Return every record below exactly as written, omitting any pictures.
##### RAW RECORDS #####
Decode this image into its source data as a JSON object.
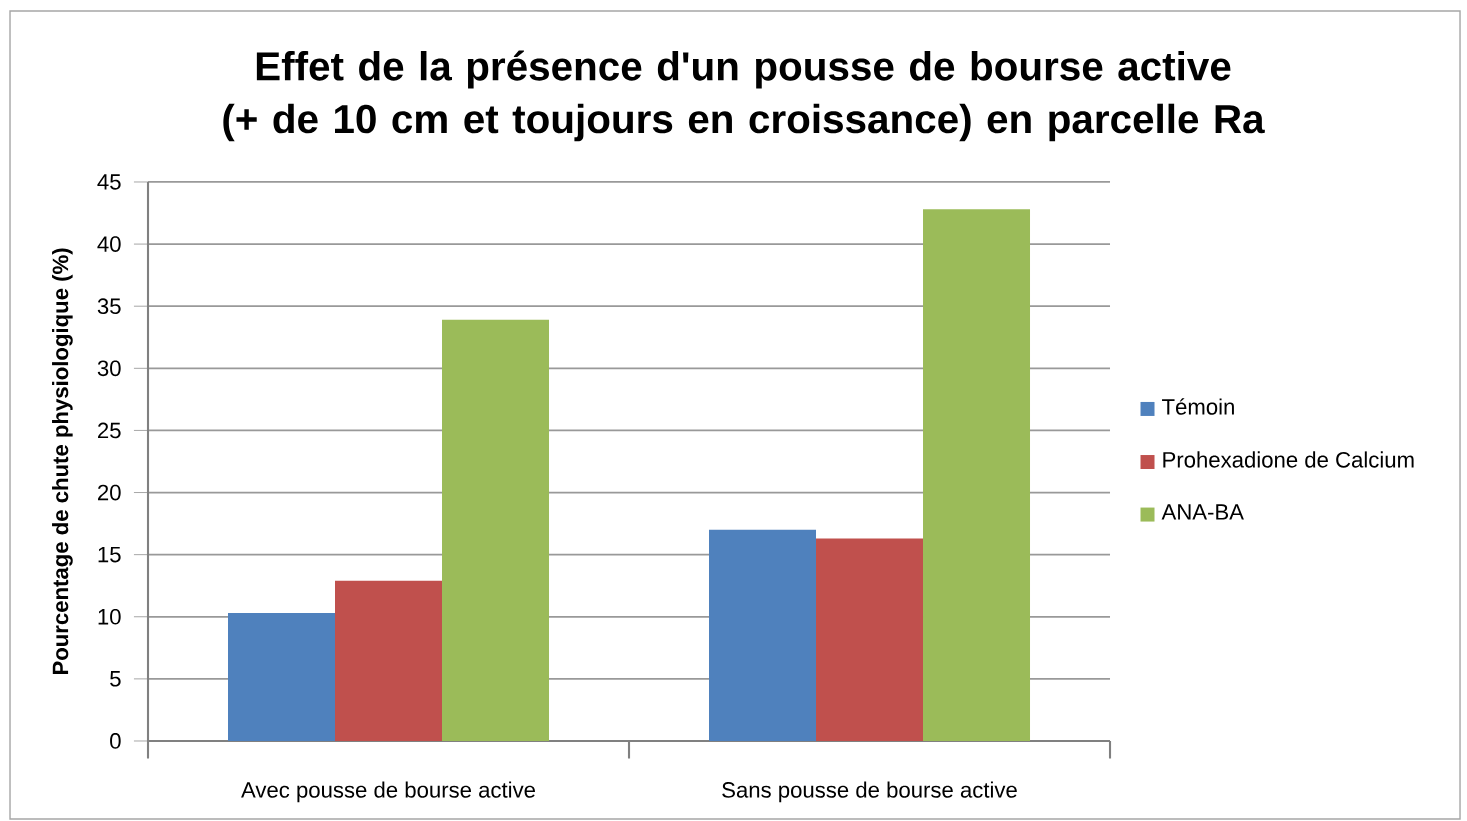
{
  "chart_data": {
    "type": "bar",
    "title": "Effet de la présence d'un pousse de bourse active\n(+ de 10 cm et toujours en croissance) en parcelle Ra",
    "ylabel": "Pourcentage de chute physiologique (%)",
    "categories": [
      "Avec pousse de bourse active",
      "Sans pousse de bourse active"
    ],
    "series": [
      {
        "name": "Témoin",
        "color": "#4f81bd",
        "values": [
          10.3,
          17.0
        ]
      },
      {
        "name": "Prohexadione de Calcium",
        "color": "#c0504d",
        "values": [
          12.9,
          16.3
        ]
      },
      {
        "name": "ANA-BA",
        "color": "#9bbb59",
        "values": [
          33.9,
          42.8
        ]
      }
    ],
    "ylim": [
      0,
      45
    ],
    "yticks": [
      0,
      5,
      10,
      15,
      20,
      25,
      30,
      35,
      40,
      45
    ],
    "grid": "y",
    "legend": "right"
  }
}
#####
- **COMPLETED TASK**
Decode this image into its source data as a JSON object.
{
  "chart_data": {
    "type": "bar",
    "title": "Effet de la présence d'un pousse de bourse active\n(+ de 10 cm et toujours en croissance) en parcelle Ra",
    "ylabel": "Pourcentage de chute physiologique (%)",
    "categories": [
      "Avec pousse de bourse active",
      "Sans pousse de bourse active"
    ],
    "series": [
      {
        "name": "Témoin",
        "color": "#4f81bd",
        "values": [
          10.3,
          17.0
        ]
      },
      {
        "name": "Prohexadione de Calcium",
        "color": "#c0504d",
        "values": [
          12.9,
          16.3
        ]
      },
      {
        "name": "ANA-BA",
        "color": "#9bbb59",
        "values": [
          33.9,
          42.8
        ]
      }
    ],
    "ylim": [
      0,
      45
    ],
    "yticks": [
      0,
      5,
      10,
      15,
      20,
      25,
      30,
      35,
      40,
      45
    ],
    "grid": "y",
    "legend": "right"
  }
}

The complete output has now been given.